* [What you will do]
Scan the following material for the string "chúng" and copy each line in which it appears.

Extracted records
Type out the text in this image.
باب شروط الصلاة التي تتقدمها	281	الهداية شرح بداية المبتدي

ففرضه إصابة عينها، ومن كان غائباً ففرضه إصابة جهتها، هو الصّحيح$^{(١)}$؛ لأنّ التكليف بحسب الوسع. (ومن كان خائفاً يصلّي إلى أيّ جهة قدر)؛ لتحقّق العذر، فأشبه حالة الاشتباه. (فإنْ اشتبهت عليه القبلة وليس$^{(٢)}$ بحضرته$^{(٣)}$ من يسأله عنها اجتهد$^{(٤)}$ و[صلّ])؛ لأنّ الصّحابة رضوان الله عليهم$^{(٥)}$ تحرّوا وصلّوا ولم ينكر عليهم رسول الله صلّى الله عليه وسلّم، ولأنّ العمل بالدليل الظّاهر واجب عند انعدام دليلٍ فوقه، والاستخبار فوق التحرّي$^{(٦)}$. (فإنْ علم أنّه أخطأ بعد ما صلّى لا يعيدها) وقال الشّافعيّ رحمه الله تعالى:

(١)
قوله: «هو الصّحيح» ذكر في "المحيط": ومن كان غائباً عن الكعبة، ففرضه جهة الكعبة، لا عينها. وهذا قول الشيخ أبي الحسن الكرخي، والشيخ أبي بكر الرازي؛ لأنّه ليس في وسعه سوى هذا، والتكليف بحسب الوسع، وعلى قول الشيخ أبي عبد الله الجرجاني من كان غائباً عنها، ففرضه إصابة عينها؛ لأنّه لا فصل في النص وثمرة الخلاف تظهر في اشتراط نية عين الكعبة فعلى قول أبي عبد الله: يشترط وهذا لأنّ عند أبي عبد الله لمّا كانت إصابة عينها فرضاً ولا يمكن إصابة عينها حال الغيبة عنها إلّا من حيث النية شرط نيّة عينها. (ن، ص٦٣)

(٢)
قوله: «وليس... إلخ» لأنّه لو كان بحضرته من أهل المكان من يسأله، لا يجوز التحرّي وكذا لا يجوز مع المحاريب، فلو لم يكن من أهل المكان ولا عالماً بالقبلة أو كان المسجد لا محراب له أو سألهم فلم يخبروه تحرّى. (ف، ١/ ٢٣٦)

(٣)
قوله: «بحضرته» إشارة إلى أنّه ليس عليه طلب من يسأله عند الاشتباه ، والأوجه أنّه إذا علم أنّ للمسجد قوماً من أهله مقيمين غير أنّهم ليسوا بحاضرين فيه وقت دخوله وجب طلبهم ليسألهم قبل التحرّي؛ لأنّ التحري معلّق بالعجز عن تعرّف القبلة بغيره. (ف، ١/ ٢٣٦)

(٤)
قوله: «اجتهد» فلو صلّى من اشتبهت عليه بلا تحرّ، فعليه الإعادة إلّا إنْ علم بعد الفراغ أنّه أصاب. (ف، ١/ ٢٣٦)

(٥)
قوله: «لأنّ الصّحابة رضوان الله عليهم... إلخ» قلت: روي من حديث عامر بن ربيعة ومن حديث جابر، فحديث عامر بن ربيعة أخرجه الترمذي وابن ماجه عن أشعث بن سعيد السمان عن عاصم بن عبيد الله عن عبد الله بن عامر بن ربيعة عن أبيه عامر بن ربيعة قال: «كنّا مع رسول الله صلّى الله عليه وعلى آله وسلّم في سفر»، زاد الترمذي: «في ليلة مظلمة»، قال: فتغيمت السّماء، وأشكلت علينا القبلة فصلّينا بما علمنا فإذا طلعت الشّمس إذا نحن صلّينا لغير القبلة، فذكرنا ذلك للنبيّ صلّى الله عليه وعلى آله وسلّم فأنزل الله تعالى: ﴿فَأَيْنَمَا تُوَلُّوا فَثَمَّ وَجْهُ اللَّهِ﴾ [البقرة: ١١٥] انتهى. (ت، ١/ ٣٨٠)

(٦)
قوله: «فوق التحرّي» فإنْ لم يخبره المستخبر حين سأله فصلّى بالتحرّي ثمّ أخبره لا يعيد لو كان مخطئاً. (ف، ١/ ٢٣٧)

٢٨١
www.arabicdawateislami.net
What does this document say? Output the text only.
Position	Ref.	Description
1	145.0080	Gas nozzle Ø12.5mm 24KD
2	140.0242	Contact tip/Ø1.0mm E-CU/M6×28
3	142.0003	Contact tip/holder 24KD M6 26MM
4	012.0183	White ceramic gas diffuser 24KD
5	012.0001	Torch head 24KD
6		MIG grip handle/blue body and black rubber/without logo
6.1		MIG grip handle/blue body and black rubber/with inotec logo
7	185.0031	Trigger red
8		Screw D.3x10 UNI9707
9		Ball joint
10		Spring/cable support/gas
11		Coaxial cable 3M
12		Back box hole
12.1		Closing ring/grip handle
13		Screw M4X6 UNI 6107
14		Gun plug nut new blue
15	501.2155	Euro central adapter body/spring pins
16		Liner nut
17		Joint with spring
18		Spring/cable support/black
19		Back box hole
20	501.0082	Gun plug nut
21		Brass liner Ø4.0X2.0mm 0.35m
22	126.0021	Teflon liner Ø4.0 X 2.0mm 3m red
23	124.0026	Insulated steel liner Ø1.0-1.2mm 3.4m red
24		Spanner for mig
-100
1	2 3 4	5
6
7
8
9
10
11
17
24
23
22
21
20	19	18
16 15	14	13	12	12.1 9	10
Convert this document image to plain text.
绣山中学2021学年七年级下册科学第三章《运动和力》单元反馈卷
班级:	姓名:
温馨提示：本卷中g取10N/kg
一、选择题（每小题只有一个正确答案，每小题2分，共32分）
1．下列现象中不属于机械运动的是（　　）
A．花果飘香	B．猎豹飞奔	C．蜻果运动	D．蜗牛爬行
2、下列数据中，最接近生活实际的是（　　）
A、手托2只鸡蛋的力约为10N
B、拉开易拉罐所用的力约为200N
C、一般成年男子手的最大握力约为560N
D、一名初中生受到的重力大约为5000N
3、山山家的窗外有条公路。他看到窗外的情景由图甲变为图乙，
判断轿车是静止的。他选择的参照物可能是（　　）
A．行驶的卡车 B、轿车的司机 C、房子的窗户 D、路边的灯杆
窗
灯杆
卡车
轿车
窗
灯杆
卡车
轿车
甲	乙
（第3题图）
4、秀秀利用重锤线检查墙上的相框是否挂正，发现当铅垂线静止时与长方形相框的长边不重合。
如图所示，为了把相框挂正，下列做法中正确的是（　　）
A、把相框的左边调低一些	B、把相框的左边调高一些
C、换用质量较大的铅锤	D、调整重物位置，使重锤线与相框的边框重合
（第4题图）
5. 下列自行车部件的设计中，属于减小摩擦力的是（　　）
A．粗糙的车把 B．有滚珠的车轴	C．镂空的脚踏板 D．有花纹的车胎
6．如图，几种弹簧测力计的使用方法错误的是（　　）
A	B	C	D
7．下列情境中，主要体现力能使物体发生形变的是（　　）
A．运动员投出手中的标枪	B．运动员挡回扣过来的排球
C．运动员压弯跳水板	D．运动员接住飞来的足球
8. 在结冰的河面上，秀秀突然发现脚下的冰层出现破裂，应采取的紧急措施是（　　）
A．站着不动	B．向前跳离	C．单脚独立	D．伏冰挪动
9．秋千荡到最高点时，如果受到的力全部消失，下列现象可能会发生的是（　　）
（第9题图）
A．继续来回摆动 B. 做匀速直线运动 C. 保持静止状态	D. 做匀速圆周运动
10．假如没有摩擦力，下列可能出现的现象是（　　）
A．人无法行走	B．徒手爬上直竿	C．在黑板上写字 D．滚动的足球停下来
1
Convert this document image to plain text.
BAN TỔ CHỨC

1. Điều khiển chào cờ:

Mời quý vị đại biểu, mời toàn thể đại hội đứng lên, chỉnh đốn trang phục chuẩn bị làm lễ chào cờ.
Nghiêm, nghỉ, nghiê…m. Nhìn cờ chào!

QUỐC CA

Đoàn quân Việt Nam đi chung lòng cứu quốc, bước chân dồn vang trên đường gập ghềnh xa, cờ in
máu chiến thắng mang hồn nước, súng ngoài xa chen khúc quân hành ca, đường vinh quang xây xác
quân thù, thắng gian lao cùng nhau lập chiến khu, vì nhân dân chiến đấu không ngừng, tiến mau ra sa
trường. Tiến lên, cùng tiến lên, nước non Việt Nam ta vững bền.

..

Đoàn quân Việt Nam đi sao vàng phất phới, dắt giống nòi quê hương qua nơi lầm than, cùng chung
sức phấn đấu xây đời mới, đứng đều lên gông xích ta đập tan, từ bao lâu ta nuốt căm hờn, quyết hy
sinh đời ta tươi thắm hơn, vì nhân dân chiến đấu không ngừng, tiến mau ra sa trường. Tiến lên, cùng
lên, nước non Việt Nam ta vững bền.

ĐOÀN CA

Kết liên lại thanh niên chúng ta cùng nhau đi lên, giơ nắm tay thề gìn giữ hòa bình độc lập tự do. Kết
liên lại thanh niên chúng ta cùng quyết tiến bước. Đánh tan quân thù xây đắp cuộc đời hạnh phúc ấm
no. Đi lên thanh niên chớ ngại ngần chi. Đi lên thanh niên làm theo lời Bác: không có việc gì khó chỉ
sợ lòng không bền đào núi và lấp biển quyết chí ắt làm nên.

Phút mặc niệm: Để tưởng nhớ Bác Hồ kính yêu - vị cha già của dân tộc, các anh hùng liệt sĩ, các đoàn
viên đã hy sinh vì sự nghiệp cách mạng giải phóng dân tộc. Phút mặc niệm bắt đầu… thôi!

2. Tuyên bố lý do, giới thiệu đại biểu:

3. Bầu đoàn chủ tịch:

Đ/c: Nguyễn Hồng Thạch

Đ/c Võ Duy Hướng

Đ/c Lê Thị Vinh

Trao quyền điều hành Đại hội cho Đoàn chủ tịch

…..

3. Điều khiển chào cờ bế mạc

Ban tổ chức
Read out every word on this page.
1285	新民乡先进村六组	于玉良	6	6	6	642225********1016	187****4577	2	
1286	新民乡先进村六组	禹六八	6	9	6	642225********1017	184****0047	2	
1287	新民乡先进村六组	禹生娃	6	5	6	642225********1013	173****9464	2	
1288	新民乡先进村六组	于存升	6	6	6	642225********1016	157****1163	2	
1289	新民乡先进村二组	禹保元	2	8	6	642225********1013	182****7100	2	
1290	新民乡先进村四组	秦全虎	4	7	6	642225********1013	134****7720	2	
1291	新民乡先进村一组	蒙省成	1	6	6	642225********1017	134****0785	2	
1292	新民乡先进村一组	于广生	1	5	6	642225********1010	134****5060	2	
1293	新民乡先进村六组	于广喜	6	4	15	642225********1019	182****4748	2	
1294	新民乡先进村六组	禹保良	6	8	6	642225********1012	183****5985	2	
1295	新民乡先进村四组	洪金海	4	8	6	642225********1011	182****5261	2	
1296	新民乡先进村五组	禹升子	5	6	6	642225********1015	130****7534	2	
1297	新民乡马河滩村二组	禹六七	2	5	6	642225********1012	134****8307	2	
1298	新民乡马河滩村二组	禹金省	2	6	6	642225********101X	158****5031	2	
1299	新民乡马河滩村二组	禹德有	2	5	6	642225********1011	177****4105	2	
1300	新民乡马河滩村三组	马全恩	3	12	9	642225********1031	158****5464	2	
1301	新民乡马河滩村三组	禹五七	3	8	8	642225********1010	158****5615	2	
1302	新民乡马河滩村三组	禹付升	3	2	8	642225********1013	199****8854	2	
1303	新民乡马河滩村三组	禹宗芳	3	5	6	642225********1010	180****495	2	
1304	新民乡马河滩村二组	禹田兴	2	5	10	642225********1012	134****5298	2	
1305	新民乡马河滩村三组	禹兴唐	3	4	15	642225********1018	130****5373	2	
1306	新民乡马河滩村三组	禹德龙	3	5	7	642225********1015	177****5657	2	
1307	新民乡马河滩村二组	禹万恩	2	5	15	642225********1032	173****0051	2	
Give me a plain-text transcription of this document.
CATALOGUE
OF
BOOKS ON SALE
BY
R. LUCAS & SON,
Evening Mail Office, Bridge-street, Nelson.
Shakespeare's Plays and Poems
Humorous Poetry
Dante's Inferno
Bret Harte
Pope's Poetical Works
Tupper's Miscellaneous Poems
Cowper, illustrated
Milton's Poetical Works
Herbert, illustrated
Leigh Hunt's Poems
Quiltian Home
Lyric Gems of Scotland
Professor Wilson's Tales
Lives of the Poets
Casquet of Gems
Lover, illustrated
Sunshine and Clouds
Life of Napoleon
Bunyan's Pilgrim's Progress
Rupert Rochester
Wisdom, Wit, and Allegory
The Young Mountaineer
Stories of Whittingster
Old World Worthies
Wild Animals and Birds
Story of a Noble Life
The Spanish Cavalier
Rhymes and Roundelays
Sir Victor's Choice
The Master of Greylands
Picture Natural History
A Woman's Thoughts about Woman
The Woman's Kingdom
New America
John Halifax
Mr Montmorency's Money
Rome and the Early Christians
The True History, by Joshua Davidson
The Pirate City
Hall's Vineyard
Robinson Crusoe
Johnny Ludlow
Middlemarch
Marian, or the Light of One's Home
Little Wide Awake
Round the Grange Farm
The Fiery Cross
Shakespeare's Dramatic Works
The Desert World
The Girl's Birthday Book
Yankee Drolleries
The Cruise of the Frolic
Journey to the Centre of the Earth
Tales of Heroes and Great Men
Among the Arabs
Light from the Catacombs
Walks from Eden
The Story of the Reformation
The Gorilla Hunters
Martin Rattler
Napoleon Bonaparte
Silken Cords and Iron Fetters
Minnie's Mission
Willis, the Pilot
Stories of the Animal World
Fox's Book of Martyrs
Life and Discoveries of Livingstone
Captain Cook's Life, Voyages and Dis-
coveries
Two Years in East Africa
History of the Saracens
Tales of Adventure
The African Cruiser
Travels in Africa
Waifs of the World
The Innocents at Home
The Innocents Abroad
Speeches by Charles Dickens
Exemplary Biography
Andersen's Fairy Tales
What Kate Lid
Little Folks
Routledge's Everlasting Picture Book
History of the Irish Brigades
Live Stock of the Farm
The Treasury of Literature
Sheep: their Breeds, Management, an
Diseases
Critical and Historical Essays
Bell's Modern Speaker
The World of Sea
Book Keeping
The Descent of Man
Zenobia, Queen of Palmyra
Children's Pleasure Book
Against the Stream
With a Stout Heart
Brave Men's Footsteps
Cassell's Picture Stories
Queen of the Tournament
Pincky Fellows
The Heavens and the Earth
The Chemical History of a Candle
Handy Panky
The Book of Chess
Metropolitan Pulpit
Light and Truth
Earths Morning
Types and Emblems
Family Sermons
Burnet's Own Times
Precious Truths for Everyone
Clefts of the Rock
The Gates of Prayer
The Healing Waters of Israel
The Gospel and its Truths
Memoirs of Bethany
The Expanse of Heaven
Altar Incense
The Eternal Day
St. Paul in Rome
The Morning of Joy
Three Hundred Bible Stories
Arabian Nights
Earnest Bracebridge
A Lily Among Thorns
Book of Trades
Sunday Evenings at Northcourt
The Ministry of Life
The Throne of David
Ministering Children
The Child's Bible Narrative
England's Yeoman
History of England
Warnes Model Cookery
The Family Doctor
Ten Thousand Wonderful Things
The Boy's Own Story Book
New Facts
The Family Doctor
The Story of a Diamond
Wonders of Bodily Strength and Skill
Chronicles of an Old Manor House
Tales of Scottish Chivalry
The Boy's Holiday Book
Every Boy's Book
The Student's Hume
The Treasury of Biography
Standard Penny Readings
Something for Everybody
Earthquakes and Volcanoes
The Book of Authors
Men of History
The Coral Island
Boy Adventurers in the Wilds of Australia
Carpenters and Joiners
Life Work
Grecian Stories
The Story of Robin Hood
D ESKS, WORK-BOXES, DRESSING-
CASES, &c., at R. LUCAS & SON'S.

* [Exercise response]
Kết liên lại thanh niên chúng ta cùng nhau đi lên, giơ nắm tay thề gìn giữ hòa bình độc lập tự do. Kết
liên lại thanh niên chúng ta cùng quyết tiến bước. Đánh tan quân thù xây đắp cuộc đời hạnh phúc ấm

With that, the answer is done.